● Dataset records
--------

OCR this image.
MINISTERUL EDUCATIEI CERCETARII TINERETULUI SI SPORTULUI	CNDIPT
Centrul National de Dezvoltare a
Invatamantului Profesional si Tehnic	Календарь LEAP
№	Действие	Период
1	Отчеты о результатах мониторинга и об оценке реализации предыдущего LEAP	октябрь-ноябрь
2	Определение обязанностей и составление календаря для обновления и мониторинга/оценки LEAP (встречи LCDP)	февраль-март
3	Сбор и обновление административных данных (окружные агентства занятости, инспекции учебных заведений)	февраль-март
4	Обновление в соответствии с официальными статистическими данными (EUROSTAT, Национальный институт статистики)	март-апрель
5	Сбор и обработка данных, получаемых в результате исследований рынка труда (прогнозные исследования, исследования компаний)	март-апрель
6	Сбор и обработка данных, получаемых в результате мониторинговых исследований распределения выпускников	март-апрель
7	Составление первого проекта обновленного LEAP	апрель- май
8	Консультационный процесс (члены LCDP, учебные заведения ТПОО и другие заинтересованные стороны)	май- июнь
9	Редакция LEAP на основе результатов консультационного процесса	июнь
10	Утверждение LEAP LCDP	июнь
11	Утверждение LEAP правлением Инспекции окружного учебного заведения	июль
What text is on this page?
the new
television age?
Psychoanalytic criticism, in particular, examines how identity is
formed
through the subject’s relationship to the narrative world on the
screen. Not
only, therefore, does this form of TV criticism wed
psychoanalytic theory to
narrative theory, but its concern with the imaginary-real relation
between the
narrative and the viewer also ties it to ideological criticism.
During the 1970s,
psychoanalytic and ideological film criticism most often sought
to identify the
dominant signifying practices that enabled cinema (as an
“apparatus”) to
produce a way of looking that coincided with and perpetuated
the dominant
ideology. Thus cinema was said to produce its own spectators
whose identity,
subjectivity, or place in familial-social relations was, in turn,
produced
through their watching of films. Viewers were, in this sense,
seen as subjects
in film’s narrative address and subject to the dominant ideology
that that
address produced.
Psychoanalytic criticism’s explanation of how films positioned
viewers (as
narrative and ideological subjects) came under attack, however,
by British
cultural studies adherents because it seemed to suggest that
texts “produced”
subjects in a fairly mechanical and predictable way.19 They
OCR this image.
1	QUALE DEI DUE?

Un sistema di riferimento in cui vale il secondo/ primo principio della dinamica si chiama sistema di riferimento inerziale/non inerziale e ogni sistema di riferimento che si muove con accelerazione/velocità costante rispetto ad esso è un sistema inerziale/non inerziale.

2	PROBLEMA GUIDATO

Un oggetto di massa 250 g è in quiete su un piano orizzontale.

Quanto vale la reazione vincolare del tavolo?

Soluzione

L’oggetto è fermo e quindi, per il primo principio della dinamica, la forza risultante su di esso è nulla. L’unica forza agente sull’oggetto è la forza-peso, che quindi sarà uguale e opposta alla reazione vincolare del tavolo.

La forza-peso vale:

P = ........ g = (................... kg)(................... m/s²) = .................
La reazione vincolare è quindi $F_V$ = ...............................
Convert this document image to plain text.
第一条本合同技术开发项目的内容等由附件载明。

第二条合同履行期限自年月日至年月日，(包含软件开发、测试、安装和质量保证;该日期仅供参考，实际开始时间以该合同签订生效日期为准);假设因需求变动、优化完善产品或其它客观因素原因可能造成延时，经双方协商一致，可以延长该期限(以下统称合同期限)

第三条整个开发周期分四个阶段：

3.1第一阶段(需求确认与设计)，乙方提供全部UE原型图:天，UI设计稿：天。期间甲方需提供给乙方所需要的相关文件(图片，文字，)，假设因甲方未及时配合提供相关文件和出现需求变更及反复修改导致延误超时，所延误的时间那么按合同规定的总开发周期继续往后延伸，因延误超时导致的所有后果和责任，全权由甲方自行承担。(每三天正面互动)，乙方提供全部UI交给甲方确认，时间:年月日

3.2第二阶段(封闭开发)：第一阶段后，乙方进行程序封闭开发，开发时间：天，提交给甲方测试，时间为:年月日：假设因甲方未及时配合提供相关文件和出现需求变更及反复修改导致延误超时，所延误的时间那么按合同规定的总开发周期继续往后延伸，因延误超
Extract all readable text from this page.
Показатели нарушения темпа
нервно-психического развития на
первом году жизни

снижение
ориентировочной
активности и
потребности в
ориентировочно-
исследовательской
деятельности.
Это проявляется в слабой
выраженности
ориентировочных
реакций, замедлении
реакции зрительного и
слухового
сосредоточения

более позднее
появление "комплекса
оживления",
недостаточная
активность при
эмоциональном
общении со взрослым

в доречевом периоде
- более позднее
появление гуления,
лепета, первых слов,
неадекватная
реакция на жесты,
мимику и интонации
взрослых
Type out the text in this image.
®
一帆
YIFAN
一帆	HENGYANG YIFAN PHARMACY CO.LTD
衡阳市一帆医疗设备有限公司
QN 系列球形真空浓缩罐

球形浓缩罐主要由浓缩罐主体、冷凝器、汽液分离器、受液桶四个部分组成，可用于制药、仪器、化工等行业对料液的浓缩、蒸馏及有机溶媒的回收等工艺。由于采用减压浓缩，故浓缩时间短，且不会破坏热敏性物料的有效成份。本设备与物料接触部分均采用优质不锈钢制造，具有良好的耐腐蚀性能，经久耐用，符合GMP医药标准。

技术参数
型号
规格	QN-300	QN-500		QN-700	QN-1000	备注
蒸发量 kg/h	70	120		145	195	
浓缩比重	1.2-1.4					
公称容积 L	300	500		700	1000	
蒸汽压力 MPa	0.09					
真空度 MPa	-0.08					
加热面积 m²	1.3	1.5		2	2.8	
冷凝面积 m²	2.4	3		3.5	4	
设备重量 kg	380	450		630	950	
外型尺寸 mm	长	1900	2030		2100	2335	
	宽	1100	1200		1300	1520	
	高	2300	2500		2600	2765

--------

Exactly as they are written, print the entries again.

● Task solution
OCR this image.
MINISTERUL EDUCATIEI CERCETARII TINERETULUI SI SPORTULUI	CNDIPT
Centrul National de Dezvoltare a
Invatamantului Profesional si Tehnic	Календарь LEAP
№	Действие	Период
1	Отчеты о результатах мониторинга и об оценке реализации предыдущего LEAP	октябрь-ноябрь
2	Определение обязанностей и составление календаря для обновления и мониторинга/оценки LEAP (встречи LCDP)	февраль-март
3	Сбор и обновление административных данных (окружные агентства занятости, инспекции учебных заведений)	февраль-март
4	Обновление в соответствии с официальными статистическими данными (EUROSTAT, Национальный институт статистики)	март-апрель
5	Сбор и обработка данных, получаемых в результате исследований рынка труда (прогнозные исследования, исследования компаний)	март-апрель
6	Сбор и обработка данных, получаемых в результате мониторинговых исследований распределения выпускников	март-апрель
7	Составление первого проекта обновленного LEAP	апрель- май
8	Консультационный процесс (члены LCDP, учебные заведения ТПОО и другие заинтересованные стороны)	май- июнь
9	Редакция LEAP на основе результатов консультационного процесса	июнь
10	Утверждение LEAP LCDP	июнь
11	Утверждение LEAP правлением Инспекции окружного учебного заведения	июль
What text is on this page?
the new
television age?
Psychoanalytic criticism, in particular, examines how identity is
formed
through the subject’s relationship to the narrative world on the
screen. Not
only, therefore, does this form of TV criticism wed
psychoanalytic theory to
narrative theory, but its concern with the imaginary-real relation
between the
narrative and the viewer also ties it to ideological criticism.
During the 1970s,
psychoanalytic and ideological film criticism most often sought
to identify the
dominant signifying practices that enabled cinema (as an
“apparatus”) to
produce a way of looking that coincided with and perpetuated
the dominant
ideology. Thus cinema was said to produce its own spectators
whose identity,
subjectivity, or place in familial-social relations was, in turn,
produced
through their watching of films. Viewers were, in this sense,
seen as subjects
in film’s narrative address and subject to the dominant ideology
that that
address produced.
Psychoanalytic criticism’s explanation of how films positioned
viewers (as
narrative and ideological subjects) came under attack, however,
by British
cultural studies adherents because it seemed to suggest that
texts “produced”
subjects in a fairly mechanical and predictable way.19 They
OCR this image.
1	QUALE DEI DUE?

Un sistema di riferimento in cui vale il secondo/ primo principio della dinamica si chiama sistema di riferimento inerziale/non inerziale e ogni sistema di riferimento che si muove con accelerazione/velocità costante rispetto ad esso è un sistema inerziale/non inerziale.

2	PROBLEMA GUIDATO

Un oggetto di massa 250 g è in quiete su un piano orizzontale.

Quanto vale la reazione vincolare del tavolo?

Soluzione

L’oggetto è fermo e quindi, per il primo principio della dinamica, la forza risultante su di esso è nulla. L’unica forza agente sull’oggetto è la forza-peso, che quindi sarà uguale e opposta alla reazione vincolare del tavolo.

La forza-peso vale:

P = ........ g = (................... kg)(................... m/s²) = .................
La reazione vincolare è quindi $F_V$ = ...............................
Convert this document image to plain text.
第一条本合同技术开发项目的内容等由附件载明。

第二条合同履行期限自年月日至年月日，(包含软件开发、测试、安装和质量保证;该日期仅供参考，实际开始时间以该合同签订生效日期为准);假设因需求变动、优化完善产品或其它客观因素原因可能造成延时，经双方协商一致，可以延长该期限(以下统称合同期限)

第三条整个开发周期分四个阶段：

3.1第一阶段(需求确认与设计)，乙方提供全部UE原型图:天，UI设计稿：天。期间甲方需提供给乙方所需要的相关文件(图片，文字，)，假设因甲方未及时配合提供相关文件和出现需求变更及反复修改导致延误超时，所延误的时间那么按合同规定的总开发周期继续往后延伸，因延误超时导致的所有后果和责任，全权由甲方自行承担。(每三天正面互动)，乙方提供全部UI交给甲方确认，时间:年月日

3.2第二阶段(封闭开发)：第一阶段后，乙方进行程序封闭开发，开发时间：天，提交给甲方测试，时间为:年月日：假设因甲方未及时配合提供相关文件和出现需求变更及反复修改导致延误超时，所延误的时间那么按合同规定的总开发周期继续往后延伸，因延误超
Extract all readable text from this page.
Показатели нарушения темпа
нервно-психического развития на
первом году жизни

снижение
ориентировочной
активности и
потребности в
ориентировочно-
исследовательской
деятельности.
Это проявляется в слабой
выраженности
ориентировочных
реакций, замедлении
реакции зрительного и
слухового
сосредоточения

более позднее
появление "комплекса
оживления",
недостаточная
активность при
эмоциональном
общении со взрослым

в доречевом периоде
- более позднее
появление гуления,
лепета, первых слов,
неадекватная
реакция на жесты,
мимику и интонации
взрослых
Type out the text in this image.
®
一帆
YIFAN
一帆	HENGYANG YIFAN PHARMACY CO.LTD
衡阳市一帆医疗设备有限公司
QN 系列球形真空浓缩罐

球形浓缩罐主要由浓缩罐主体、冷凝器、汽液分离器、受液桶四个部分组成，可用于制药、仪器、化工等行业对料液的浓缩、蒸馏及有机溶媒的回收等工艺。由于采用减压浓缩，故浓缩时间短，且不会破坏热敏性物料的有效成份。本设备与物料接触部分均采用优质不锈钢制造，具有良好的耐腐蚀性能，经久耐用，符合GMP医药标准。

技术参数
型号
规格	QN-300	QN-500		QN-700	QN-1000	备注
蒸发量 kg/h	70	120		145	195	
浓缩比重	1.2-1.4					
公称容积 L	300	500		700	1000	
蒸汽压力 MPa	0.09					
真空度 MPa	-0.08					
加热面积 m²	1.3	1.5		2	2.8	
冷凝面积 m²	2.4	3		3.5	4	
设备重量 kg	380	450		630	950	
外型尺寸 mm	长	1900	2030		2100	2335	
	宽	1100	1200		1300	1520	
	高	2300	2500		2600	2765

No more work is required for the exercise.